▼

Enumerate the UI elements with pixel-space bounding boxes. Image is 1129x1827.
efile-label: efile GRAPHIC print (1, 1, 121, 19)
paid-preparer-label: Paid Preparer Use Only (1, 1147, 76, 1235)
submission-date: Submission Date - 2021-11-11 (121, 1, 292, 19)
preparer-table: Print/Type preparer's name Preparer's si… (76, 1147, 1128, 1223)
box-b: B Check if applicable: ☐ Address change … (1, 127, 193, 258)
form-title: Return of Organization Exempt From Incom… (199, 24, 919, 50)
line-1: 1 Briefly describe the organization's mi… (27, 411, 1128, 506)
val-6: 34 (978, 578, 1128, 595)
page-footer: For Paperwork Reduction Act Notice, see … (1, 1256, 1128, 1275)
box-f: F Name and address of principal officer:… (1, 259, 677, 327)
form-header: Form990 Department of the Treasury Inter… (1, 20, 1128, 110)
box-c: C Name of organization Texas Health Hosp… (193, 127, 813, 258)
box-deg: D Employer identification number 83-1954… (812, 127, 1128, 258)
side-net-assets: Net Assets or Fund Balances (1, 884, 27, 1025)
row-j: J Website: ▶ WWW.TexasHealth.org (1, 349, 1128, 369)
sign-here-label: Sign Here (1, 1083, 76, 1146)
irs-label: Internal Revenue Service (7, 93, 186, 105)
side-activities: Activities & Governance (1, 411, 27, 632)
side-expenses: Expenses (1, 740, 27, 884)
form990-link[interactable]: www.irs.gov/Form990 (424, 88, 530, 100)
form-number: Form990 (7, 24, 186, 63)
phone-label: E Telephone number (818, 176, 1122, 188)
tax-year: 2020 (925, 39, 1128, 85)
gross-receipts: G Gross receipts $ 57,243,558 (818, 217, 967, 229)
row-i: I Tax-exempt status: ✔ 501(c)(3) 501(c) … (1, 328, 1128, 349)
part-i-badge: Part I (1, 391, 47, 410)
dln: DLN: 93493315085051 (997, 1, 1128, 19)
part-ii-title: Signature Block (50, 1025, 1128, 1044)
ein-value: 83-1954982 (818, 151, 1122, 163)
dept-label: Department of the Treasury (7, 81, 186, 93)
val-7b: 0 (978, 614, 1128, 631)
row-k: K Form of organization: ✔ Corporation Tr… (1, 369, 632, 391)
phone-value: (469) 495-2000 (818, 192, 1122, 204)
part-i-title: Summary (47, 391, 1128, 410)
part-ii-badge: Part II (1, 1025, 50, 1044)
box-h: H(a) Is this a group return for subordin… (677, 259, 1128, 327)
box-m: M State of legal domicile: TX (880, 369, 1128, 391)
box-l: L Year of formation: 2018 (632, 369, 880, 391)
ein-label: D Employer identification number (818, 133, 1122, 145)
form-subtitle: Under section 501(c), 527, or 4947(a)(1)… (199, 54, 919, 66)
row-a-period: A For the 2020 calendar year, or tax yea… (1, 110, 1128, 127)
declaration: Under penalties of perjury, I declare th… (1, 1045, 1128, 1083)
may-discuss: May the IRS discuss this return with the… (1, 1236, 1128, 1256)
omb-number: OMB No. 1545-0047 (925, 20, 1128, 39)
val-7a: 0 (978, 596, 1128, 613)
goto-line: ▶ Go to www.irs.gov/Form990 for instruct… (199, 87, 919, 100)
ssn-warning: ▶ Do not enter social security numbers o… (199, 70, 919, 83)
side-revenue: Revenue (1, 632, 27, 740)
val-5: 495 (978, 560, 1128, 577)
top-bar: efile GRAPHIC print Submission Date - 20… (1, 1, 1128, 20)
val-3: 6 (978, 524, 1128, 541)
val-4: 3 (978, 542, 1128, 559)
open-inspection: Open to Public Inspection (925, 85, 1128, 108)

▲

▸ WHAT YOU SHOULD DO:
Copy every line of the records above verbatim.

▸ COMPLETE ANSWER:
Enumerate the UI elements with pixel-space bounding boxes. Image is 1129x1827.
efile-label: efile GRAPHIC print (1, 1, 121, 19)
paid-preparer-label: Paid Preparer Use Only (1, 1147, 76, 1235)
submission-date: Submission Date - 2021-11-11 (121, 1, 292, 19)
preparer-table: Print/Type preparer's name Preparer's si… (76, 1147, 1128, 1223)
box-b: B Check if applicable: ☐ Address change … (1, 127, 193, 258)
form-title: Return of Organization Exempt From Incom… (199, 24, 919, 50)
line-1: 1 Briefly describe the organization's mi… (27, 411, 1128, 506)
val-6: 34 (978, 578, 1128, 595)
page-footer: For Paperwork Reduction Act Notice, see … (1, 1256, 1128, 1275)
box-f: F Name and address of principal officer:… (1, 259, 677, 327)
form-header: Form990 Department of the Treasury Inter… (1, 20, 1128, 110)
box-c: C Name of organization Texas Health Hosp… (193, 127, 813, 258)
box-deg: D Employer identification number 83-1954… (812, 127, 1128, 258)
side-net-assets: Net Assets or Fund Balances (1, 884, 27, 1025)
row-j: J Website: ▶ WWW.TexasHealth.org (1, 349, 1128, 369)
sign-here-label: Sign Here (1, 1083, 76, 1146)
irs-label: Internal Revenue Service (7, 93, 186, 105)
side-activities: Activities & Governance (1, 411, 27, 632)
side-expenses: Expenses (1, 740, 27, 884)
form990-link[interactable]: www.irs.gov/Form990 (424, 88, 530, 100)
form-number: Form990 (7, 24, 186, 63)
phone-label: E Telephone number (818, 176, 1122, 188)
tax-year: 2020 (925, 39, 1128, 85)
gross-receipts: G Gross receipts $ 57,243,558 (818, 217, 967, 229)
row-i: I Tax-exempt status: ✔ 501(c)(3) 501(c) … (1, 328, 1128, 349)
part-i-badge: Part I (1, 391, 47, 410)
dln: DLN: 93493315085051 (997, 1, 1128, 19)
part-ii-title: Signature Block (50, 1025, 1128, 1044)
ein-value: 83-1954982 (818, 151, 1122, 163)
dept-label: Department of the Treasury (7, 81, 186, 93)
val-7b: 0 (978, 614, 1128, 631)
row-k: K Form of organization: ✔ Corporation Tr… (1, 369, 632, 391)
phone-value: (469) 495-2000 (818, 192, 1122, 204)
part-i-title: Summary (47, 391, 1128, 410)
part-ii-badge: Part II (1, 1025, 50, 1044)
box-h: H(a) Is this a group return for subordin… (677, 259, 1128, 327)
box-m: M State of legal domicile: TX (880, 369, 1128, 391)
box-l: L Year of formation: 2018 (632, 369, 880, 391)
ein-label: D Employer identification number (818, 133, 1122, 145)
form-subtitle: Under section 501(c), 527, or 4947(a)(1)… (199, 54, 919, 66)
row-a-period: A For the 2020 calendar year, or tax yea… (1, 110, 1128, 127)
declaration: Under penalties of perjury, I declare th… (1, 1045, 1128, 1083)
may-discuss: May the IRS discuss this return with the… (1, 1236, 1128, 1256)
omb-number: OMB No. 1545-0047 (925, 20, 1128, 39)
val-7a: 0 (978, 596, 1128, 613)
goto-line: ▶ Go to www.irs.gov/Form990 for instruct… (199, 87, 919, 100)
ssn-warning: ▶ Do not enter social security numbers o… (199, 70, 919, 83)
side-revenue: Revenue (1, 632, 27, 740)
val-5: 495 (978, 560, 1128, 577)
top-bar: efile GRAPHIC print Submission Date - 20… (1, 1, 1128, 20)
val-3: 6 (978, 524, 1128, 541)
val-4: 3 (978, 542, 1128, 559)
open-inspection: Open to Public Inspection (925, 85, 1128, 108)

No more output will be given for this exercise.